• _GOAL_: An exact copy of the records is required, minus the pictures they hold.
#### RAW DATA
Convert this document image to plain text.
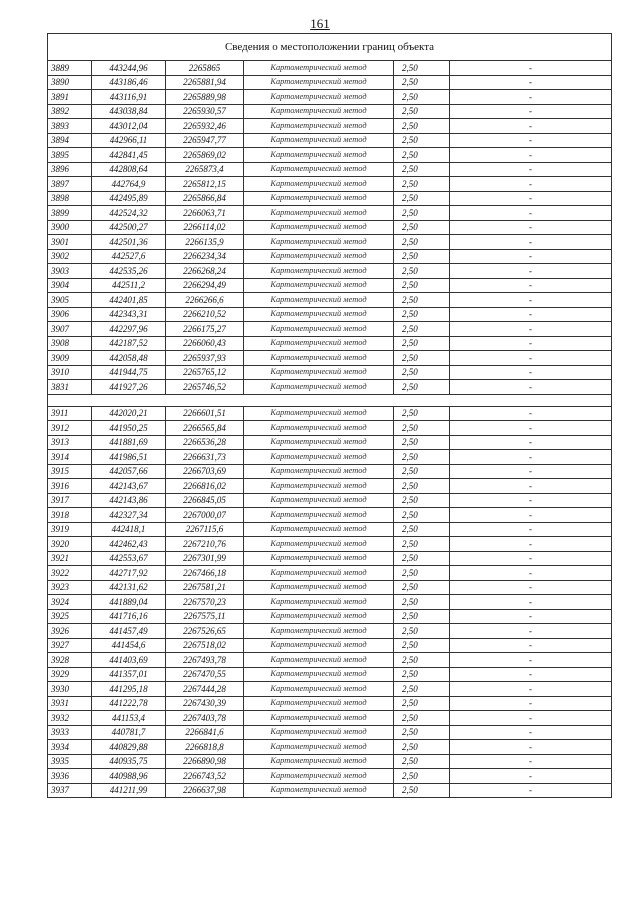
161
Сведения о местоположении границ объекта					
3889	443244,96	2265865	Картометрический метод	2,50	-
3890	443186,46	2265881,94	Картометрический метод	2,50	-
3891	443116,91	2265889,98	Картометрический метод	2,50	-
3892	443038,84	2265930,57	Картометрический метод	2,50	-
3893	443012,04	2265932,46	Картометрический метод	2,50	-
3894	442966,11	2265947,77	Картометрический метод	2,50	-
3895	442841,45	2265869,02	Картометрический метод	2,50	-
3896	442808,64	2265873,4	Картометрический метод	2,50	-
3897	442764,9	2265812,15	Картометрический метод	2,50	-
3898	442495,89	2265866,84	Картометрический метод	2,50	-
3899	442524,32	2266063,71	Картометрический метод	2,50	-
3900	442500,27	2266114,02	Картометрический метод	2,50	-
3901	442501,36	2266135,9	Картометрический метод	2,50	-
3902	442527,6	2266234,34	Картометрический метод	2,50	-
3903	442535,26	2266268,24	Картометрический метод	2,50	-
3904	442511,2	2266294,49	Картометрический метод	2,50	-
3905	442401,85	2266266,6	Картометрический метод	2,50	-
3906	442343,31	2266210,52	Картометрический метод	2,50	-
3907	442297,96	2266175,27	Картометрический метод	2,50	-
3908	442187,52	2266060,43	Картометрический метод	2,50	-
3909	442058,48	2265937,93	Картометрический метод	2,50	-
3910	441944,75	2265765,12	Картометрический метод	2,50	-
3831	441927,26	2265746,52	Картометрический метод	2,50	-

3911	442020,21	2266601,51	Картометрический метод	2,50	-
3912	441950,25	2266565,84	Картометрический метод	2,50	-
3913	441881,69	2266536,28	Картометрический метод	2,50	-
3914	441986,51	2266631,73	Картометрический метод	2,50	-
3915	442057,66	2266703,69	Картометрический метод	2,50	-
3916	442143,67	2266816,02	Картометрический метод	2,50	-
3917	442143,86	2266845,05	Картометрический метод	2,50	-
3918	442327,34	2267000,07	Картометрический метод	2,50	-
3919	442418,1	2267115,6	Картометрический метод	2,50	-
3920	442462,43	2267210,76	Картометрический метод	2,50	-
3921	442553,67	2267301,99	Картометрический метод	2,50	-
3922	442717,92	2267466,18	Картометрический метод	2,50	-
3923	442131,62	2267581,21	Картометрический метод	2,50	-
3924	441889,04	2267570,23	Картометрический метод	2,50	-
3925	441716,16	2267575,11	Картометрический метод	2,50	-
3926	441457,49	2267526,65	Картометрический метод	2,50	-
3927	441454,6	2267518,02	Картометрический метод	2,50	-
3928	441403,69	2267493,78	Картометрический метод	2,50	-
3929	441357,01	2267470,55	Картометрический метод	2,50	-
3930	441295,18	2267444,28	Картометрический метод	2,50	-
3931	441222,78	2267430,39	Картометрический метод	2,50	-
3932	441153,4	2267403,78	Картометрический метод	2,50	-
3933	440781,7	2266841,6	Картометрический метод	2,50	-
3934	440829,88	2266818,8	Картометрический метод	2,50	-
3935	440935,75	2266890,98	Картометрический метод	2,50	-
3936	440988,96	2266743,52	Картометрический метод	2,50	-
3937	441211,99	2266637,98	Картометрический метод	2,50	-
########
• _SOLUTION TO THE PROBLEM_:
Convert this document image to plain text.
161
Сведения о местоположении границ объекта					
3889	443244,96	2265865	Картометрический метод	2,50	-
3890	443186,46	2265881,94	Картометрический метод	2,50	-
3891	443116,91	2265889,98	Картометрический метод	2,50	-
3892	443038,84	2265930,57	Картометрический метод	2,50	-
3893	443012,04	2265932,46	Картометрический метод	2,50	-
3894	442966,11	2265947,77	Картометрический метод	2,50	-
3895	442841,45	2265869,02	Картометрический метод	2,50	-
3896	442808,64	2265873,4	Картометрический метод	2,50	-
3897	442764,9	2265812,15	Картометрический метод	2,50	-
3898	442495,89	2265866,84	Картометрический метод	2,50	-
3899	442524,32	2266063,71	Картометрический метод	2,50	-
3900	442500,27	2266114,02	Картометрический метод	2,50	-
3901	442501,36	2266135,9	Картометрический метод	2,50	-
3902	442527,6	2266234,34	Картометрический метод	2,50	-
3903	442535,26	2266268,24	Картометрический метод	2,50	-
3904	442511,2	2266294,49	Картометрический метод	2,50	-
3905	442401,85	2266266,6	Картометрический метод	2,50	-
3906	442343,31	2266210,52	Картометрический метод	2,50	-
3907	442297,96	2266175,27	Картометрический метод	2,50	-
3908	442187,52	2266060,43	Картометрический метод	2,50	-
3909	442058,48	2265937,93	Картометрический метод	2,50	-
3910	441944,75	2265765,12	Картометрический метод	2,50	-
3831	441927,26	2265746,52	Картометрический метод	2,50	-

3911	442020,21	2266601,51	Картометрический метод	2,50	-
3912	441950,25	2266565,84	Картометрический метод	2,50	-
3913	441881,69	2266536,28	Картометрический метод	2,50	-
3914	441986,51	2266631,73	Картометрический метод	2,50	-
3915	442057,66	2266703,69	Картометрический метод	2,50	-
3916	442143,67	2266816,02	Картометрический метод	2,50	-
3917	442143,86	2266845,05	Картометрический метод	2,50	-
3918	442327,34	2267000,07	Картометрический метод	2,50	-
3919	442418,1	2267115,6	Картометрический метод	2,50	-
3920	442462,43	2267210,76	Картометрический метод	2,50	-
3921	442553,67	2267301,99	Картометрический метод	2,50	-
3922	442717,92	2267466,18	Картометрический метод	2,50	-
3923	442131,62	2267581,21	Картометрический метод	2,50	-
3924	441889,04	2267570,23	Картометрический метод	2,50	-
3925	441716,16	2267575,11	Картометрический метод	2,50	-
3926	441457,49	2267526,65	Картометрический метод	2,50	-
3927	441454,6	2267518,02	Картометрический метод	2,50	-
3928	441403,69	2267493,78	Картометрический метод	2,50	-
3929	441357,01	2267470,55	Картометрический метод	2,50	-
3930	441295,18	2267444,28	Картометрический метод	2,50	-
3931	441222,78	2267430,39	Картометрический метод	2,50	-
3932	441153,4	2267403,78	Картометрический метод	2,50	-
3933	440781,7	2266841,6	Картометрический метод	2,50	-
3934	440829,88	2266818,8	Картометрический метод	2,50	-
3935	440935,75	2266890,98	Картометрический метод	2,50	-
3936	440988,96	2266743,52	Картометрический метод	2,50	-
3937	441211,99	2266637,98	Картометрический метод	2,50	-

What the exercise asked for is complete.